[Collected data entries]
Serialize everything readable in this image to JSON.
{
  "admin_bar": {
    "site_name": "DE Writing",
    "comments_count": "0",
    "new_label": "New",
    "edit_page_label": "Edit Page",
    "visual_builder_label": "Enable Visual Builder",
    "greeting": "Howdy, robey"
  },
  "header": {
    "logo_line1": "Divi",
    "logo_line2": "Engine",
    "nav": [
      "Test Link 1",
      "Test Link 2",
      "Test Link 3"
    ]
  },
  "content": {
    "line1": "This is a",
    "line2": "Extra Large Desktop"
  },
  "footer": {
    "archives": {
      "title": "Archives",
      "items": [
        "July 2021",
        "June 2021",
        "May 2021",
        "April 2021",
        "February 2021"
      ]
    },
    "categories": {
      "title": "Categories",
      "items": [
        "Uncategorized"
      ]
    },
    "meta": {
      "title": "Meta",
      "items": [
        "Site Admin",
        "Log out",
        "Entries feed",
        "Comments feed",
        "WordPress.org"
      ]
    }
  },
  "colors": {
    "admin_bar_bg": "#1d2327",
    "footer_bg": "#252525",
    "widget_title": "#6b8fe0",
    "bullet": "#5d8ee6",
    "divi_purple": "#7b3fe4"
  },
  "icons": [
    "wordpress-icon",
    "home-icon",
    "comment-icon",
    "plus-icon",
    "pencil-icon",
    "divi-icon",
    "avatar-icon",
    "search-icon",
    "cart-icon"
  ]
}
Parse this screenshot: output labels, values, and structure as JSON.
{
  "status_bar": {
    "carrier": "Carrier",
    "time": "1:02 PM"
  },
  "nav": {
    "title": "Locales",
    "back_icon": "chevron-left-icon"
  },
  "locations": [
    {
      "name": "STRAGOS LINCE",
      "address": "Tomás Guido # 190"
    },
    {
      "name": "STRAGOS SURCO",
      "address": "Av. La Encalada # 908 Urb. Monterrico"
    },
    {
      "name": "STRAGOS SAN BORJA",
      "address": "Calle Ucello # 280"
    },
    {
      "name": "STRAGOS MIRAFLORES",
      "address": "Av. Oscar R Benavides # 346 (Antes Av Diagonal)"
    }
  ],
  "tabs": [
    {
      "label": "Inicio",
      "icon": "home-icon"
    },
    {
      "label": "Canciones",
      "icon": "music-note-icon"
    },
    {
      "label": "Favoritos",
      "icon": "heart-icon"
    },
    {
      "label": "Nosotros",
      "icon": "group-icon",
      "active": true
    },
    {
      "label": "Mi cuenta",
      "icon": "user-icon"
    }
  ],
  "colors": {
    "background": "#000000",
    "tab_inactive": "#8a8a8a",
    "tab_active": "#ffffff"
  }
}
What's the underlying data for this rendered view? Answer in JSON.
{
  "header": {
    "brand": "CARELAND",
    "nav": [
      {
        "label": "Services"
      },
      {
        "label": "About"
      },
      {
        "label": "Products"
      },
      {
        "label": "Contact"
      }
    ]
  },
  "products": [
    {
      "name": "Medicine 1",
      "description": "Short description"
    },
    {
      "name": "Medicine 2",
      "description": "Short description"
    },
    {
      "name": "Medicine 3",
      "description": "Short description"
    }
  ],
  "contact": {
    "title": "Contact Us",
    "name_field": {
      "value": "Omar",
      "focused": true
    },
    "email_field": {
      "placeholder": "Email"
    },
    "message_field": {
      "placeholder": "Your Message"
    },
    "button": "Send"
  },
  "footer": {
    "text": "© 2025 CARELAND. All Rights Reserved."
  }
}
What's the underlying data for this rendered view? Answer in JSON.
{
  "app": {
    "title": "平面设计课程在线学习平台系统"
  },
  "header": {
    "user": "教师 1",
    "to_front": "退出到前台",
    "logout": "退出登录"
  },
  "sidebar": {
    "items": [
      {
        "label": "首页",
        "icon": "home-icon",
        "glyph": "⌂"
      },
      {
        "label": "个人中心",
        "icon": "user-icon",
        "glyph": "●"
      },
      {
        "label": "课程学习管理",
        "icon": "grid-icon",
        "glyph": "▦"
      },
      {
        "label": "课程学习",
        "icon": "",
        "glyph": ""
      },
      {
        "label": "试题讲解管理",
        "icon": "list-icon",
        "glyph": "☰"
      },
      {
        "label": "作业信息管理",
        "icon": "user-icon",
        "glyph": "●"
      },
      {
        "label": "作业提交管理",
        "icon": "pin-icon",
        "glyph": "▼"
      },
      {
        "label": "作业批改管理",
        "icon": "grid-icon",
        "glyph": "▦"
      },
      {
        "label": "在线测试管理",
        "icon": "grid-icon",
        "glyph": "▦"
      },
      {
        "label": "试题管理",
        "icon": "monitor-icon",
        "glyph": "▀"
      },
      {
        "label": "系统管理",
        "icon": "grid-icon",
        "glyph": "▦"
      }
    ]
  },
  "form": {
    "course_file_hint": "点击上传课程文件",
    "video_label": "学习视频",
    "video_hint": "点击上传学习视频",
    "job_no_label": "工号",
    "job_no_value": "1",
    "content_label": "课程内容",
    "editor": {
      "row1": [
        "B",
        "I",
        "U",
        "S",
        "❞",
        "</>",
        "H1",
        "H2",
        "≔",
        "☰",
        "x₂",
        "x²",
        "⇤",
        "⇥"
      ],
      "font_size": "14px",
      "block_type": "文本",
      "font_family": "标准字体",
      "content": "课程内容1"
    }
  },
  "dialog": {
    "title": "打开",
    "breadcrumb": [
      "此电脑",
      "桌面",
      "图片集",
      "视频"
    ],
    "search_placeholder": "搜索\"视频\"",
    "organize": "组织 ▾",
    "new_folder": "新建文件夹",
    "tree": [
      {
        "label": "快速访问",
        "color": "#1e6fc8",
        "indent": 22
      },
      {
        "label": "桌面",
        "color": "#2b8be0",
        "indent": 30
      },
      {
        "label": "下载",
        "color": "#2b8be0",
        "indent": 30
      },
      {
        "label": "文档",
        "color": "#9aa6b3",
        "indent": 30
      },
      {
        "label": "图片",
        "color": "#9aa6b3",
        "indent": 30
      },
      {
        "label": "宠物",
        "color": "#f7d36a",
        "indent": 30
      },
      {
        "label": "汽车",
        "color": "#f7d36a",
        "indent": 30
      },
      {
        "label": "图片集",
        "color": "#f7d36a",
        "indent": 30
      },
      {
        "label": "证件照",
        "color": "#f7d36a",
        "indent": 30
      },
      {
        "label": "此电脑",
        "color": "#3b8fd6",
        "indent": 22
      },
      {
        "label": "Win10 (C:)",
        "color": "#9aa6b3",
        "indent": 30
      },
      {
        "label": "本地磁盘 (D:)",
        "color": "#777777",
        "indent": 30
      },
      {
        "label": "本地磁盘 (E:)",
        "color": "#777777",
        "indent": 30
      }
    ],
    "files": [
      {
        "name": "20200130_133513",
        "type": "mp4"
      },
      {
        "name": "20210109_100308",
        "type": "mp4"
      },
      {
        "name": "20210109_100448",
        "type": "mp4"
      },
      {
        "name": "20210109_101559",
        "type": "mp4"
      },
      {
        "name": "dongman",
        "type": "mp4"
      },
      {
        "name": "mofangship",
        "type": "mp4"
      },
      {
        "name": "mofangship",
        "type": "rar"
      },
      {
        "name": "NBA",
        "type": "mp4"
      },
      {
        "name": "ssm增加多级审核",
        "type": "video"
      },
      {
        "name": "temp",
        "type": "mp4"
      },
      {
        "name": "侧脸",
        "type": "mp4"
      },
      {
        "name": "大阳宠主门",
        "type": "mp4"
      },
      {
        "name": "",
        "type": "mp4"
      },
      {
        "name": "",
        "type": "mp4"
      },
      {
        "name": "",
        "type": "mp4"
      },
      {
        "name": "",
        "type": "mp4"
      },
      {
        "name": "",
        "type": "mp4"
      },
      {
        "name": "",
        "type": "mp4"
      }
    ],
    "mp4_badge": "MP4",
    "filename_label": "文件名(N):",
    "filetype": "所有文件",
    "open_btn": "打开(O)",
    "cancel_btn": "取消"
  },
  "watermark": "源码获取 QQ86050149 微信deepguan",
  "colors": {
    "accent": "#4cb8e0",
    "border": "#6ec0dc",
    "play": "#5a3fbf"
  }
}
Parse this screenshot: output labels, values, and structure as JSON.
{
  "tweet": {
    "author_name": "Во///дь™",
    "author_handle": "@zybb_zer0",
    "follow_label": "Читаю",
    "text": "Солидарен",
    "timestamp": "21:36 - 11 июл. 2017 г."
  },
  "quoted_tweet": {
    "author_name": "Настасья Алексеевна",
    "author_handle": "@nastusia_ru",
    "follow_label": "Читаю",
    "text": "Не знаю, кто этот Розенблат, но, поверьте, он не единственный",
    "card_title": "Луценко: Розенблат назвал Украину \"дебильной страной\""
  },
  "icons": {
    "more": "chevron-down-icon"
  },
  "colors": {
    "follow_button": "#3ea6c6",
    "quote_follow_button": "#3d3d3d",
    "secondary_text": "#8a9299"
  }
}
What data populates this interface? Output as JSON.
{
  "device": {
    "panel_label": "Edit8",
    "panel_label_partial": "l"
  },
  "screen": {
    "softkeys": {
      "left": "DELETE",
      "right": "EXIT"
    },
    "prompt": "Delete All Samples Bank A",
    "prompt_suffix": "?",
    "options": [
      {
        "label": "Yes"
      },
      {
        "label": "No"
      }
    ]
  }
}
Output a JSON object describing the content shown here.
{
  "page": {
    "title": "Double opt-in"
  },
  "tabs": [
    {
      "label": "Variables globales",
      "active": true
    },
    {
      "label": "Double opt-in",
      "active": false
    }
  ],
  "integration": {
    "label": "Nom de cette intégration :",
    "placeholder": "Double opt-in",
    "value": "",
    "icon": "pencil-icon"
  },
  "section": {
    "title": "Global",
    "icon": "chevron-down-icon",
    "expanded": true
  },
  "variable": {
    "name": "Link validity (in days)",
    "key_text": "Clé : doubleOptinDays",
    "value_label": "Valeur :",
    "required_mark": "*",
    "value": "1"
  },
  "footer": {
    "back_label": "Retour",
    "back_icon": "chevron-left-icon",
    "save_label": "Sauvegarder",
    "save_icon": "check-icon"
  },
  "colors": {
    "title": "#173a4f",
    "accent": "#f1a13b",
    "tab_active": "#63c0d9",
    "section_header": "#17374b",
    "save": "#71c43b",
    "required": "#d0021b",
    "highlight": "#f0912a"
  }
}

Do this
Write out again, exactly, the lines from the one holding "What data populates" through the end of the listing, with both ends included.

Solution
What data populates this interface? Output as JSON.
{
  "device": {
    "panel_label": "Edit8",
    "panel_label_partial": "l"
  },
  "screen": {
    "softkeys": {
      "left": "DELETE",
      "right": "EXIT"
    },
    "prompt": "Delete All Samples Bank A",
    "prompt_suffix": "?",
    "options": [
      {
        "label": "Yes"
      },
      {
        "label": "No"
      }
    ]
  }
}
Output a JSON object describing the content shown here.
{
  "page": {
    "title": "Double opt-in"
  },
  "tabs": [
    {
      "label": "Variables globales",
      "active": true
    },
    {
      "label": "Double opt-in",
      "active": false
    }
  ],
  "integration": {
    "label": "Nom de cette intégration :",
    "placeholder": "Double opt-in",
    "value": "",
    "icon": "pencil-icon"
  },
  "section": {
    "title": "Global",
    "icon": "chevron-down-icon",
    "expanded": true
  },
  "variable": {
    "name": "Link validity (in days)",
    "key_text": "Clé : doubleOptinDays",
    "value_label": "Valeur :",
    "required_mark": "*",
    "value": "1"
  },
  "footer": {
    "back_label": "Retour",
    "back_icon": "chevron-left-icon",
    "save_label": "Sauvegarder",
    "save_icon": "check-icon"
  },
  "colors": {
    "title": "#173a4f",
    "accent": "#f1a13b",
    "tab_active": "#63c0d9",
    "section_header": "#17374b",
    "save": "#71c43b",
    "required": "#d0021b",
    "highlight": "#f0912a"
  }
}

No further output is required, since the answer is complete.